= INSTRUCTIONS TO FOLLOW =
What follows is a block of records; reproduce all of it verbatim.

= GIVEN ENTRIES =
##########
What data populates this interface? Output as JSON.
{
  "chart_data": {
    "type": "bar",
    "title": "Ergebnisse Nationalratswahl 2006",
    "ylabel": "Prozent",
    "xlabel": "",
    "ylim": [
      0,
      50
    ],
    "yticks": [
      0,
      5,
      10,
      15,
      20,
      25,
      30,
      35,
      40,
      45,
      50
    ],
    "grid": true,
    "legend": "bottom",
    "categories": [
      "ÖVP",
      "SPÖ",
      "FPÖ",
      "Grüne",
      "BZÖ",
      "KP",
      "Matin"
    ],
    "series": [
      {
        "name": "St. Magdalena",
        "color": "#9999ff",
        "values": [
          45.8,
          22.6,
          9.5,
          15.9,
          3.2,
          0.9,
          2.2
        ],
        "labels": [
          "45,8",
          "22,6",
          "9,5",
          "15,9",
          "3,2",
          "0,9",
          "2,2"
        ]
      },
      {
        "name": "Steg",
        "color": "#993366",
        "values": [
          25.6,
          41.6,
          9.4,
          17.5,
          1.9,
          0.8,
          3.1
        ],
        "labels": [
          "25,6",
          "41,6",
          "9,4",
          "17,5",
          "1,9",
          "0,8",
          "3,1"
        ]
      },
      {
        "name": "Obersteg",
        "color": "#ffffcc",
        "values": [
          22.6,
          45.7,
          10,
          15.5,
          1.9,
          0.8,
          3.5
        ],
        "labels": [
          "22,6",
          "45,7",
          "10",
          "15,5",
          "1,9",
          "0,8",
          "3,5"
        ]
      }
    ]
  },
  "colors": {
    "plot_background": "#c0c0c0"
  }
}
##########
= FULL RESPONSE =
What data populates this interface? Output as JSON.
{
  "chart_data": {
    "type": "bar",
    "title": "Ergebnisse Nationalratswahl 2006",
    "ylabel": "Prozent",
    "xlabel": "",
    "ylim": [
      0,
      50
    ],
    "yticks": [
      0,
      5,
      10,
      15,
      20,
      25,
      30,
      35,
      40,
      45,
      50
    ],
    "grid": true,
    "legend": "bottom",
    "categories": [
      "ÖVP",
      "SPÖ",
      "FPÖ",
      "Grüne",
      "BZÖ",
      "KP",
      "Matin"
    ],
    "series": [
      {
        "name": "St. Magdalena",
        "color": "#9999ff",
        "values": [
          45.8,
          22.6,
          9.5,
          15.9,
          3.2,
          0.9,
          2.2
        ],
        "labels": [
          "45,8",
          "22,6",
          "9,5",
          "15,9",
          "3,2",
          "0,9",
          "2,2"
        ]
      },
      {
        "name": "Steg",
        "color": "#993366",
        "values": [
          25.6,
          41.6,
          9.4,
          17.5,
          1.9,
          0.8,
          3.1
        ],
        "labels": [
          "25,6",
          "41,6",
          "9,4",
          "17,5",
          "1,9",
          "0,8",
          "3,1"
        ]
      },
      {
        "name": "Obersteg",
        "color": "#ffffcc",
        "values": [
          22.6,
          45.7,
          10,
          15.5,
          1.9,
          0.8,
          3.5
        ],
        "labels": [
          "22,6",
          "45,7",
          "10",
          "15,5",
          "1,9",
          "0,8",
          "3,5"
        ]
      }
    ]
  },
  "colors": {
    "plot_background": "#c0c0c0"
  }
}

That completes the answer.